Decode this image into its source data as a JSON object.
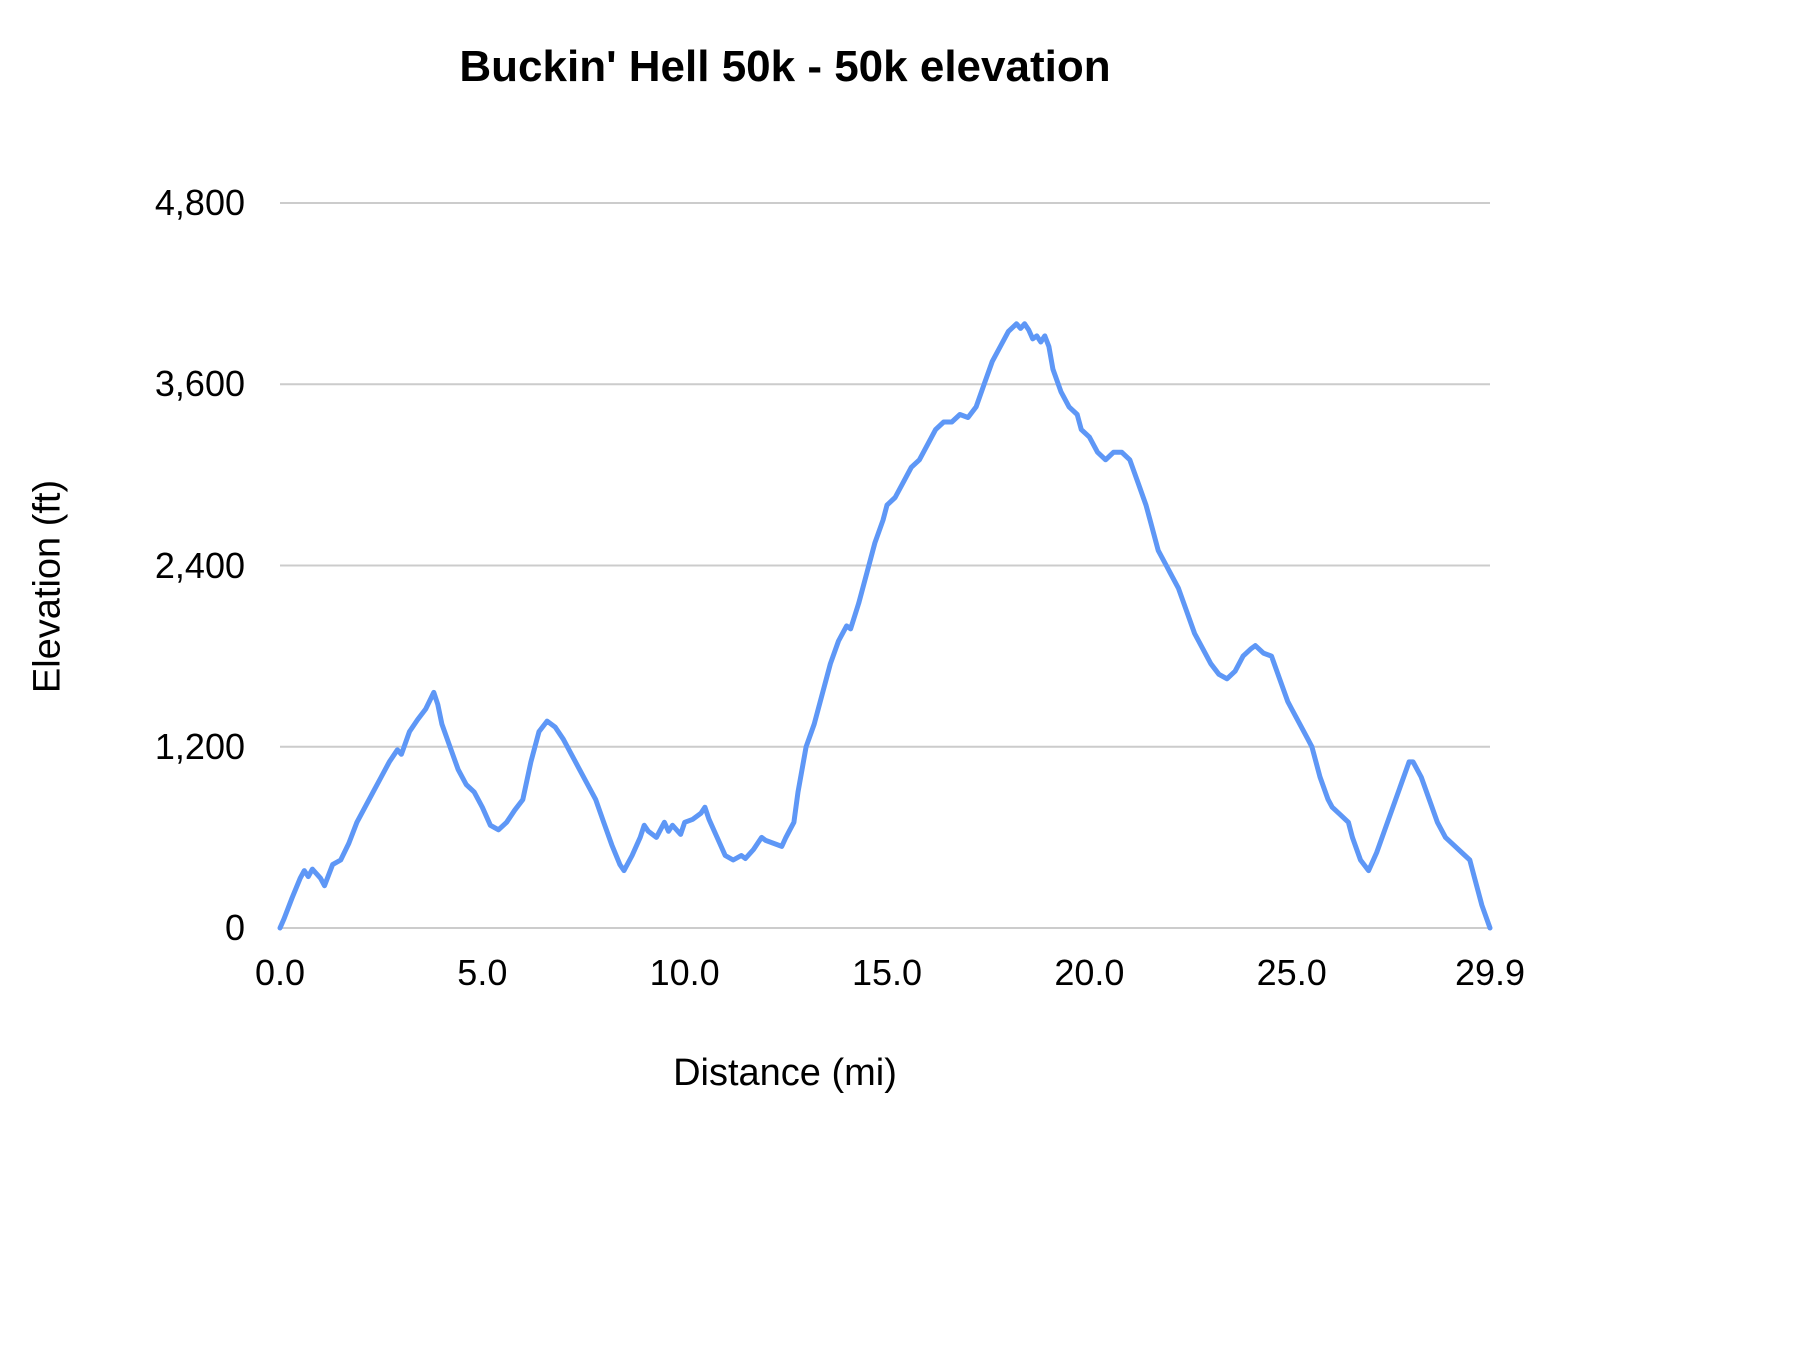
{
  "chart": {
    "title": "Buckin' Hell 50k - 50k elevation",
    "xlabel": "Distance (mi)",
    "ylabel": "Elevation (ft)"
  },
  "colors": {
    "line": "#5e97f6",
    "gridline": "#cccccc",
    "text": "#000000",
    "background": "#ffffff"
  },
  "chart_data": {
    "type": "line",
    "title": "Buckin' Hell 50k - 50k elevation",
    "xlabel": "Distance (mi)",
    "ylabel": "Elevation (ft)",
    "xlim": [
      0,
      29.9
    ],
    "ylim": [
      0,
      4800
    ],
    "grid": "horizontal",
    "legend": "none",
    "line_color": "#5e97f6",
    "line_width": 5,
    "xticks": {
      "values": [
        0,
        5,
        10,
        15,
        20,
        25,
        29.9
      ],
      "labels": [
        "0.0",
        "5.0",
        "10.0",
        "15.0",
        "20.0",
        "25.0",
        "29.9"
      ]
    },
    "yticks": {
      "values": [
        0,
        1200,
        2400,
        3600,
        4800
      ],
      "labels": [
        "0",
        "1,200",
        "2,400",
        "3,600",
        "4,800"
      ]
    },
    "series": [
      {
        "name": "50k elevation",
        "x": [
          0,
          0.1,
          0.3,
          0.5,
          0.6,
          0.7,
          0.8,
          0.9,
          1.0,
          1.1,
          1.3,
          1.5,
          1.7,
          1.9,
          2.1,
          2.3,
          2.5,
          2.7,
          2.9,
          3.0,
          3.2,
          3.4,
          3.6,
          3.8,
          3.9,
          4.0,
          4.2,
          4.4,
          4.6,
          4.8,
          5.0,
          5.2,
          5.4,
          5.6,
          5.8,
          6.0,
          6.2,
          6.4,
          6.6,
          6.8,
          7.0,
          7.2,
          7.4,
          7.6,
          7.8,
          8.0,
          8.2,
          8.4,
          8.5,
          8.7,
          8.9,
          9.0,
          9.1,
          9.3,
          9.4,
          9.5,
          9.6,
          9.7,
          9.9,
          10.0,
          10.2,
          10.4,
          10.5,
          10.6,
          10.8,
          11.0,
          11.2,
          11.4,
          11.5,
          11.7,
          11.9,
          12.0,
          12.2,
          12.4,
          12.5,
          12.6,
          12.7,
          12.8,
          13.0,
          13.2,
          13.4,
          13.6,
          13.8,
          14.0,
          14.1,
          14.3,
          14.5,
          14.7,
          14.9,
          15.0,
          15.2,
          15.4,
          15.6,
          15.8,
          16.0,
          16.2,
          16.4,
          16.6,
          16.8,
          17.0,
          17.2,
          17.4,
          17.6,
          17.8,
          18.0,
          18.2,
          18.3,
          18.4,
          18.5,
          18.6,
          18.7,
          18.8,
          18.9,
          19.0,
          19.1,
          19.3,
          19.5,
          19.7,
          19.8,
          20.0,
          20.2,
          20.4,
          20.6,
          20.8,
          21.0,
          21.2,
          21.4,
          21.5,
          21.7,
          21.9,
          22.0,
          22.2,
          22.4,
          22.6,
          22.8,
          23.0,
          23.2,
          23.4,
          23.6,
          23.8,
          24.0,
          24.1,
          24.3,
          24.5,
          24.7,
          24.9,
          25.0,
          25.2,
          25.4,
          25.5,
          25.7,
          25.9,
          26.0,
          26.2,
          26.4,
          26.5,
          26.7,
          26.9,
          27.1,
          27.3,
          27.5,
          27.7,
          27.9,
          28.0,
          28.2,
          28.4,
          28.6,
          28.8,
          29.0,
          29.2,
          29.4,
          29.5,
          29.7,
          29.9
        ],
        "y": [
          0,
          60,
          200,
          330,
          380,
          340,
          390,
          360,
          330,
          280,
          420,
          450,
          560,
          700,
          800,
          900,
          1000,
          1100,
          1180,
          1150,
          1300,
          1380,
          1450,
          1560,
          1480,
          1350,
          1200,
          1050,
          950,
          900,
          800,
          680,
          650,
          700,
          780,
          850,
          1100,
          1300,
          1370,
          1330,
          1250,
          1150,
          1050,
          950,
          850,
          700,
          550,
          420,
          380,
          480,
          600,
          680,
          640,
          600,
          650,
          700,
          640,
          680,
          620,
          700,
          720,
          760,
          800,
          720,
          600,
          480,
          450,
          480,
          460,
          520,
          600,
          580,
          560,
          540,
          600,
          650,
          700,
          900,
          1200,
          1350,
          1550,
          1750,
          1900,
          2000,
          1980,
          2150,
          2350,
          2550,
          2700,
          2800,
          2850,
          2950,
          3050,
          3100,
          3200,
          3300,
          3350,
          3350,
          3400,
          3380,
          3450,
          3600,
          3750,
          3850,
          3950,
          4000,
          3970,
          4000,
          3960,
          3900,
          3920,
          3880,
          3920,
          3850,
          3700,
          3550,
          3450,
          3400,
          3300,
          3250,
          3150,
          3100,
          3150,
          3150,
          3100,
          2950,
          2800,
          2700,
          2500,
          2400,
          2350,
          2250,
          2100,
          1950,
          1850,
          1750,
          1680,
          1650,
          1700,
          1800,
          1850,
          1870,
          1820,
          1800,
          1650,
          1500,
          1450,
          1350,
          1250,
          1200,
          1000,
          850,
          800,
          750,
          700,
          600,
          450,
          380,
          500,
          650,
          800,
          950,
          1100,
          1100,
          1000,
          850,
          700,
          600,
          550,
          500,
          450,
          350,
          150,
          0
        ]
      }
    ]
  }
}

* * * * *

Problem to work on:
Write out the whole listing exactly, and drop the pictures.

Exercise output:
Decode this image into its source data as a JSON object.
{
  "chart": {
    "title": "Buckin' Hell 50k - 50k elevation",
    "xlabel": "Distance (mi)",
    "ylabel": "Elevation (ft)"
  },
  "colors": {
    "line": "#5e97f6",
    "gridline": "#cccccc",
    "text": "#000000",
    "background": "#ffffff"
  },
  "chart_data": {
    "type": "line",
    "title": "Buckin' Hell 50k - 50k elevation",
    "xlabel": "Distance (mi)",
    "ylabel": "Elevation (ft)",
    "xlim": [
      0,
      29.9
    ],
    "ylim": [
      0,
      4800
    ],
    "grid": "horizontal",
    "legend": "none",
    "line_color": "#5e97f6",
    "line_width": 5,
    "xticks": {
      "values": [
        0,
        5,
        10,
        15,
        20,
        25,
        29.9
      ],
      "labels": [
        "0.0",
        "5.0",
        "10.0",
        "15.0",
        "20.0",
        "25.0",
        "29.9"
      ]
    },
    "yticks": {
      "values": [
        0,
        1200,
        2400,
        3600,
        4800
      ],
      "labels": [
        "0",
        "1,200",
        "2,400",
        "3,600",
        "4,800"
      ]
    },
    "series": [
      {
        "name": "50k elevation",
        "x": [
          0,
          0.1,
          0.3,
          0.5,
          0.6,
          0.7,
          0.8,
          0.9,
          1.0,
          1.1,
          1.3,
          1.5,
          1.7,
          1.9,
          2.1,
          2.3,
          2.5,
          2.7,
          2.9,
          3.0,
          3.2,
          3.4,
          3.6,
          3.8,
          3.9,
          4.0,
          4.2,
          4.4,
          4.6,
          4.8,
          5.0,
          5.2,
          5.4,
          5.6,
          5.8,
          6.0,
          6.2,
          6.4,
          6.6,
          6.8,
          7.0,
          7.2,
          7.4,
          7.6,
          7.8,
          8.0,
          8.2,
          8.4,
          8.5,
          8.7,
          8.9,
          9.0,
          9.1,
          9.3,
          9.4,
          9.5,
          9.6,
          9.7,
          9.9,
          10.0,
          10.2,
          10.4,
          10.5,
          10.6,
          10.8,
          11.0,
          11.2,
          11.4,
          11.5,
          11.7,
          11.9,
          12.0,
          12.2,
          12.4,
          12.5,
          12.6,
          12.7,
          12.8,
          13.0,
          13.2,
          13.4,
          13.6,
          13.8,
          14.0,
          14.1,
          14.3,
          14.5,
          14.7,
          14.9,
          15.0,
          15.2,
          15.4,
          15.6,
          15.8,
          16.0,
          16.2,
          16.4,
          16.6,
          16.8,
          17.0,
          17.2,
          17.4,
          17.6,
          17.8,
          18.0,
          18.2,
          18.3,
          18.4,
          18.5,
          18.6,
          18.7,
          18.8,
          18.9,
          19.0,
          19.1,
          19.3,
          19.5,
          19.7,
          19.8,
          20.0,
          20.2,
          20.4,
          20.6,
          20.8,
          21.0,
          21.2,
          21.4,
          21.5,
          21.7,
          21.9,
          22.0,
          22.2,
          22.4,
          22.6,
          22.8,
          23.0,
          23.2,
          23.4,
          23.6,
          23.8,
          24.0,
          24.1,
          24.3,
          24.5,
          24.7,
          24.9,
          25.0,
          25.2,
          25.4,
          25.5,
          25.7,
          25.9,
          26.0,
          26.2,
          26.4,
          26.5,
          26.7,
          26.9,
          27.1,
          27.3,
          27.5,
          27.7,
          27.9,
          28.0,
          28.2,
          28.4,
          28.6,
          28.8,
          29.0,
          29.2,
          29.4,
          29.5,
          29.7,
          29.9
        ],
        "y": [
          0,
          60,
          200,
          330,
          380,
          340,
          390,
          360,
          330,
          280,
          420,
          450,
          560,
          700,
          800,
          900,
          1000,
          1100,
          1180,
          1150,
          1300,
          1380,
          1450,
          1560,
          1480,
          1350,
          1200,
          1050,
          950,
          900,
          800,
          680,
          650,
          700,
          780,
          850,
          1100,
          1300,
          1370,
          1330,
          1250,
          1150,
          1050,
          950,
          850,
          700,
          550,
          420,
          380,
          480,
          600,
          680,
          640,
          600,
          650,
          700,
          640,
          680,
          620,
          700,
          720,
          760,
          800,
          720,
          600,
          480,
          450,
          480,
          460,
          520,
          600,
          580,
          560,
          540,
          600,
          650,
          700,
          900,
          1200,
          1350,
          1550,
          1750,
          1900,
          2000,
          1980,
          2150,
          2350,
          2550,
          2700,
          2800,
          2850,
          2950,
          3050,
          3100,
          3200,
          3300,
          3350,
          3350,
          3400,
          3380,
          3450,
          3600,
          3750,
          3850,
          3950,
          4000,
          3970,
          4000,
          3960,
          3900,
          3920,
          3880,
          3920,
          3850,
          3700,
          3550,
          3450,
          3400,
          3300,
          3250,
          3150,
          3100,
          3150,
          3150,
          3100,
          2950,
          2800,
          2700,
          2500,
          2400,
          2350,
          2250,
          2100,
          1950,
          1850,
          1750,
          1680,
          1650,
          1700,
          1800,
          1850,
          1870,
          1820,
          1800,
          1650,
          1500,
          1450,
          1350,
          1250,
          1200,
          1000,
          850,
          800,
          750,
          700,
          600,
          450,
          380,
          500,
          650,
          800,
          950,
          1100,
          1100,
          1000,
          850,
          700,
          600,
          550,
          500,
          450,
          350,
          150,
          0
        ]
      }
    ]
  }
}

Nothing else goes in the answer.